REQUIREMENT
List each line of the data that holds the string "Sugars".

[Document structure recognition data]
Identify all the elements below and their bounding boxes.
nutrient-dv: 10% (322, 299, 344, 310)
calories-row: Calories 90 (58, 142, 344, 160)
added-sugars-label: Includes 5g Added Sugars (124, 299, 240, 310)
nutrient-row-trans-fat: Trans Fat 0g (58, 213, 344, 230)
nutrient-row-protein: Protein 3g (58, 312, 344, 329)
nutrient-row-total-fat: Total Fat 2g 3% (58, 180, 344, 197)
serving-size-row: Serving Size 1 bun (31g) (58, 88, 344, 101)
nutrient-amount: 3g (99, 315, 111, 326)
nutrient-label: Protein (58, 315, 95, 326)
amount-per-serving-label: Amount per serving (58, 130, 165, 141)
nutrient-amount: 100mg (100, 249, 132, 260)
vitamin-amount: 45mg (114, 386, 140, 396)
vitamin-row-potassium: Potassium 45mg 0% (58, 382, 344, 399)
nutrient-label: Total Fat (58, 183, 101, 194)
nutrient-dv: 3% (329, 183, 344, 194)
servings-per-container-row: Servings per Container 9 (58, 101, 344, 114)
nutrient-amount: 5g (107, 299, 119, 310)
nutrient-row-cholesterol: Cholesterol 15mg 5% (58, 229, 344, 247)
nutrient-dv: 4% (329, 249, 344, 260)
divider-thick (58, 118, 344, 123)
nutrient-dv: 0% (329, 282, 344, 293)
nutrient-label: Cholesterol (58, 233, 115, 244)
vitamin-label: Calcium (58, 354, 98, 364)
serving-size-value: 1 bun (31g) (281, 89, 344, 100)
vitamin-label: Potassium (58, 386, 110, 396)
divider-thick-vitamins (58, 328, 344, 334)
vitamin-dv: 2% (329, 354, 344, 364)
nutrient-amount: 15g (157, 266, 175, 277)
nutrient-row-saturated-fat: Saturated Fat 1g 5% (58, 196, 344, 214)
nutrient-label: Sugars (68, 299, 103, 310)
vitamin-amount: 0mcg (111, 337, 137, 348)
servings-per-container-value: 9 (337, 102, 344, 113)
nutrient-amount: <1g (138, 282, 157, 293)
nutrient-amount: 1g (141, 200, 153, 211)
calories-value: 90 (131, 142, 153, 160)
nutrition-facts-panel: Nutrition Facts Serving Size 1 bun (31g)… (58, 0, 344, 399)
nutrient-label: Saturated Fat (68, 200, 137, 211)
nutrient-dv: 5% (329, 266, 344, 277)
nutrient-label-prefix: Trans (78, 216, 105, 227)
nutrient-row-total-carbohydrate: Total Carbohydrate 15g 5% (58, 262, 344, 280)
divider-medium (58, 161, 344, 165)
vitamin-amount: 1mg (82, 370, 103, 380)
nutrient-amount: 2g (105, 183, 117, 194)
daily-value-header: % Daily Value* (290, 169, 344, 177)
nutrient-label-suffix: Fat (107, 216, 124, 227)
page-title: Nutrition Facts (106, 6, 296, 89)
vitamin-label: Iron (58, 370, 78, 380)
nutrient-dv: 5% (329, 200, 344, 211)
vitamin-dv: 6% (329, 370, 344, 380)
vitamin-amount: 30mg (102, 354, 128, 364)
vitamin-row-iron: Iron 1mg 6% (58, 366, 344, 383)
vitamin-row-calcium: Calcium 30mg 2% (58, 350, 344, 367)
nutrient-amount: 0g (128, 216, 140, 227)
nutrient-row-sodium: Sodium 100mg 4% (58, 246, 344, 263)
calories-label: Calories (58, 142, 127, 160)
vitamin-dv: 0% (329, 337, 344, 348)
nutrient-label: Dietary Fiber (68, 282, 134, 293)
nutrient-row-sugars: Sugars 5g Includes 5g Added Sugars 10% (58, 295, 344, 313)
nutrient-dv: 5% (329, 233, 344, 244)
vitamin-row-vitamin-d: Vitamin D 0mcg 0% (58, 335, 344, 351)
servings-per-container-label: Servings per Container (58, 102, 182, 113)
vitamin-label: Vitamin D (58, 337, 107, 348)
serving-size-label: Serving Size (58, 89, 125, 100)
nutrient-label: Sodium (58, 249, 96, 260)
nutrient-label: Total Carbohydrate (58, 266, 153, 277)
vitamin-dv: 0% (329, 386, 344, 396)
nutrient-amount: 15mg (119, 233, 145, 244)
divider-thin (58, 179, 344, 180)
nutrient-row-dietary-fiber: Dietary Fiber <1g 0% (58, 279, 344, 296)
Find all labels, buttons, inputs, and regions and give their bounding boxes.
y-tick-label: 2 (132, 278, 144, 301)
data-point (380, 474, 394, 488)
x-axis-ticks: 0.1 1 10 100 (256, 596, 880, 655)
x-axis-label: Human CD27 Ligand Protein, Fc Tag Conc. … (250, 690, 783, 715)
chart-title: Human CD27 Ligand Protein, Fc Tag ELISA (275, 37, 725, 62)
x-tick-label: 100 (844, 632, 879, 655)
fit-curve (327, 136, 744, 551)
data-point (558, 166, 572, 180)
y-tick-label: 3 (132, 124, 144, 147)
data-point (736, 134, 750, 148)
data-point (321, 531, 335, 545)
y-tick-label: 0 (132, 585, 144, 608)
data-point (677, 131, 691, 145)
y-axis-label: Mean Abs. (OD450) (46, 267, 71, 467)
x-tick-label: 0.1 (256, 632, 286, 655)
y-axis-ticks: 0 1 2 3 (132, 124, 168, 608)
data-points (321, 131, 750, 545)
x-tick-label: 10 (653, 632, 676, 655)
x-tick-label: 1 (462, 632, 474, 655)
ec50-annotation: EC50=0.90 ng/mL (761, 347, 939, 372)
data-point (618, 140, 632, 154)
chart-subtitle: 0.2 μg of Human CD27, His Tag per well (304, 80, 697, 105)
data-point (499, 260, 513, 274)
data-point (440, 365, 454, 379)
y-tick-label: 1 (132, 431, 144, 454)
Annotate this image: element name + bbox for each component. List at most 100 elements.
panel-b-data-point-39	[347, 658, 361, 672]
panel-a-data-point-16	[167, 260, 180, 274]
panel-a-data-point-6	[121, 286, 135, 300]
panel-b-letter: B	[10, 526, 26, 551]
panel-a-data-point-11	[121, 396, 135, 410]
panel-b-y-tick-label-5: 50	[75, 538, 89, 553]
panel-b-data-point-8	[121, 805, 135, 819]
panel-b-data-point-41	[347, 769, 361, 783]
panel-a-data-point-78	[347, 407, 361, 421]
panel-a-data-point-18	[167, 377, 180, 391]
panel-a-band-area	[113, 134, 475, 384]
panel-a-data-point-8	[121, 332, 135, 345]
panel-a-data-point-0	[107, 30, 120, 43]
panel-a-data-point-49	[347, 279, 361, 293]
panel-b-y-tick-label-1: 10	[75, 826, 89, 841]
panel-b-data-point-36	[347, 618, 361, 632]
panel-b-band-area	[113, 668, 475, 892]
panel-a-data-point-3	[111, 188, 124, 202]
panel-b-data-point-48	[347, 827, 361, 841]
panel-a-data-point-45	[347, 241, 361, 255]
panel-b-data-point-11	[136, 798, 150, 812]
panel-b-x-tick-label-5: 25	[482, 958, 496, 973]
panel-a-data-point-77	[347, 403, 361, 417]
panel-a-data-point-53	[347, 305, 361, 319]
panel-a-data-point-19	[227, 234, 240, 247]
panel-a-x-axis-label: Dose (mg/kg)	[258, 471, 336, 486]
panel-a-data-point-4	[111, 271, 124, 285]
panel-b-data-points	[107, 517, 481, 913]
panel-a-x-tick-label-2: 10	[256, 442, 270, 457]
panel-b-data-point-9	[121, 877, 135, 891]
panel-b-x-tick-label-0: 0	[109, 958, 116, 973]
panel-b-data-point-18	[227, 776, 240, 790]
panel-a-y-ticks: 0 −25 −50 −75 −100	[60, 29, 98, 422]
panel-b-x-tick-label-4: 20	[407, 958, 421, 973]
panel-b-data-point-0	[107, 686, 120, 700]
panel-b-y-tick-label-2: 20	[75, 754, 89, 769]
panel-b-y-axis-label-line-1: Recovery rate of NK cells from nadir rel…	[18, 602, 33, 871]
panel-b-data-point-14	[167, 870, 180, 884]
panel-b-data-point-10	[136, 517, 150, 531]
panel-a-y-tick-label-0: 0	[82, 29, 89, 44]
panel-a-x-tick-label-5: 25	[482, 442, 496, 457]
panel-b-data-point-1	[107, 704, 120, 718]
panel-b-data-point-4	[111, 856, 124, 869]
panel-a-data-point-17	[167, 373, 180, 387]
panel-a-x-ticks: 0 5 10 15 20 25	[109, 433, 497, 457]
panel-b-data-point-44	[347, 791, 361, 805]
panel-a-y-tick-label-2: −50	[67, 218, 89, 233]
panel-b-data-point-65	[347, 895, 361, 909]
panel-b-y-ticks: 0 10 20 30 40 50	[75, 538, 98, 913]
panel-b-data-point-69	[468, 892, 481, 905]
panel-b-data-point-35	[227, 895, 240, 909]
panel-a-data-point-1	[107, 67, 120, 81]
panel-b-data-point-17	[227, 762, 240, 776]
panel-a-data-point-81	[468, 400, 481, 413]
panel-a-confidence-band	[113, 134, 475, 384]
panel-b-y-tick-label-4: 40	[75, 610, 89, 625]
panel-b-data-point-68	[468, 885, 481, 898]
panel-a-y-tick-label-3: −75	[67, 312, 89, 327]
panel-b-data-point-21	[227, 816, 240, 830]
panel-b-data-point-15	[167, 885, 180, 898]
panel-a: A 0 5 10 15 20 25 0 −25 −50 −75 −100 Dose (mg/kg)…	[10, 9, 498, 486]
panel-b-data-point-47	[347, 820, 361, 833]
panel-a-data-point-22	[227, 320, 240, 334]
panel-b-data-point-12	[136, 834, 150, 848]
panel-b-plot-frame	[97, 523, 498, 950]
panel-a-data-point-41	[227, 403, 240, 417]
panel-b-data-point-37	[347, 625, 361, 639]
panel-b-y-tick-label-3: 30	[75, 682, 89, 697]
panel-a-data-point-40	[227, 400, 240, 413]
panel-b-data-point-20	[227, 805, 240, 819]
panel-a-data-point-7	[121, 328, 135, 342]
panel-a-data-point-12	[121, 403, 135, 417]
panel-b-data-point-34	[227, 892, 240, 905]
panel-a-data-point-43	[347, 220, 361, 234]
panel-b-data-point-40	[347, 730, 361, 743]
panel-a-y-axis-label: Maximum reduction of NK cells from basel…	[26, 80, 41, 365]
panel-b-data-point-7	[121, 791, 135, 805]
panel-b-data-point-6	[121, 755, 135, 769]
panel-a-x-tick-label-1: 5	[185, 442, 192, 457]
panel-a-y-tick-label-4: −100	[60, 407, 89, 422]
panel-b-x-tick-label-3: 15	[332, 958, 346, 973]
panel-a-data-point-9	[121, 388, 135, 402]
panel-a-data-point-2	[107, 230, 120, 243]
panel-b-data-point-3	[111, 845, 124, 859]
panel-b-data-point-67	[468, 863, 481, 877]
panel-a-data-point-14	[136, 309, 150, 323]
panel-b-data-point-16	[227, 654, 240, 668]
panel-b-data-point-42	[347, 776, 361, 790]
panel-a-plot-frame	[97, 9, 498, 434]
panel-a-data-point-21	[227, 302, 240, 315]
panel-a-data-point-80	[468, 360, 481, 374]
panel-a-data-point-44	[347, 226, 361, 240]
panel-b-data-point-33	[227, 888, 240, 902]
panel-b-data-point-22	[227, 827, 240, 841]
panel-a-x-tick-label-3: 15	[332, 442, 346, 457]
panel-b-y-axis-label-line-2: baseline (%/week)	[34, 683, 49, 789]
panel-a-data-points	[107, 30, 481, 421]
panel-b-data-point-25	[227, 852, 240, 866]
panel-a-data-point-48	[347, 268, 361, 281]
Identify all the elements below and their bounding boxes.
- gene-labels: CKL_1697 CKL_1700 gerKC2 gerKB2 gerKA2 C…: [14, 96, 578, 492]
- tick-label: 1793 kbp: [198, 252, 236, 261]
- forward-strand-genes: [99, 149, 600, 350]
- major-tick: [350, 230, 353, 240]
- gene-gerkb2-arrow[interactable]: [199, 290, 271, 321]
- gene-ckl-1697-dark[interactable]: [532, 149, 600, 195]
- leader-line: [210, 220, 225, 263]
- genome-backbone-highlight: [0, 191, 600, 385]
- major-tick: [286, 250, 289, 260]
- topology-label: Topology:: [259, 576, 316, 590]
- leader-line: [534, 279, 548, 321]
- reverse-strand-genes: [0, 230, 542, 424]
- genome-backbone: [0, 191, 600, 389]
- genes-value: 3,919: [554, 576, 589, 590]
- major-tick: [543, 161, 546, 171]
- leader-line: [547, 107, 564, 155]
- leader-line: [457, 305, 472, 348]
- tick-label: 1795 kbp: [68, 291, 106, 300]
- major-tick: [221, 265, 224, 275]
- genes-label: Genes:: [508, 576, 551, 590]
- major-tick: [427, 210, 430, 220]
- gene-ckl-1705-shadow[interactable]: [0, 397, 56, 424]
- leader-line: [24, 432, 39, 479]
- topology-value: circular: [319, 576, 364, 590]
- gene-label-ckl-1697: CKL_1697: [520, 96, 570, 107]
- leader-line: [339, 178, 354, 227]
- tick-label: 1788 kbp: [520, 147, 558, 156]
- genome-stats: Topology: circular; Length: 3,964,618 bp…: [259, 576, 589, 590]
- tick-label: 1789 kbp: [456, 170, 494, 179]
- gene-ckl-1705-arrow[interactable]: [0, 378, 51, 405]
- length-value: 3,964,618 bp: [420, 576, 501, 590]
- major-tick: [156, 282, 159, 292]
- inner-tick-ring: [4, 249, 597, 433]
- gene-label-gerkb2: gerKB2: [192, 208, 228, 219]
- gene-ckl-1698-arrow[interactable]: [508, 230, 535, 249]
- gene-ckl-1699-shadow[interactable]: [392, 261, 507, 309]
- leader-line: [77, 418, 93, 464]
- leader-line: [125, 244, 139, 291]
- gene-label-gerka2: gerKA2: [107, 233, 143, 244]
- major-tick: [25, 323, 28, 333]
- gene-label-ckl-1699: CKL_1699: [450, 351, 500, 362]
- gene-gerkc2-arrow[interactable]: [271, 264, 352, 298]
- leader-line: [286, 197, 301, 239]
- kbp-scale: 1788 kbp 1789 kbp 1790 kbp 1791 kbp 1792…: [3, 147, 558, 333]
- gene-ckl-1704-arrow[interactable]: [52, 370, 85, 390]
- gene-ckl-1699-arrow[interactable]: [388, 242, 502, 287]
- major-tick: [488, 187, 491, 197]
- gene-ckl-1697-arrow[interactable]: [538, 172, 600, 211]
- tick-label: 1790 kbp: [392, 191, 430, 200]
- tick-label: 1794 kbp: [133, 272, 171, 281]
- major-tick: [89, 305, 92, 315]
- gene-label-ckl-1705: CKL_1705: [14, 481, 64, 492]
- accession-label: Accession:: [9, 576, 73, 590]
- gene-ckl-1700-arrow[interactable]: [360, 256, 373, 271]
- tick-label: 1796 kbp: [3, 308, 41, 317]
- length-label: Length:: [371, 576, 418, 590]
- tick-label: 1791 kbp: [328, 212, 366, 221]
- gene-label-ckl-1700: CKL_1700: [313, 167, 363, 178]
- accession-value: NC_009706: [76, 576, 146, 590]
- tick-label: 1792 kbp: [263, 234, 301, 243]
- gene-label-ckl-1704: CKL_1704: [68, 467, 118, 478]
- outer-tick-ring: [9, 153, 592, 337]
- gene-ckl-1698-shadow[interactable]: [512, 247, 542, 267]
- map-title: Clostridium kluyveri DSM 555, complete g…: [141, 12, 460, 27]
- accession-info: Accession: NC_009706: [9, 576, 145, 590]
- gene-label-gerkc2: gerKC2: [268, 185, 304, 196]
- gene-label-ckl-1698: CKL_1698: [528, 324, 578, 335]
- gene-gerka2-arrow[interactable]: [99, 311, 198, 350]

ANSWER TO THIS TASK
added-sugars-label: Includes 5g Added Sugars (124, 299, 240, 310)
nutrient-label: Sugars (68, 299, 103, 310)
nutrient-row-sugars: Sugars 5g Includes 5g Added Sugars 10% (58, 295, 344, 313)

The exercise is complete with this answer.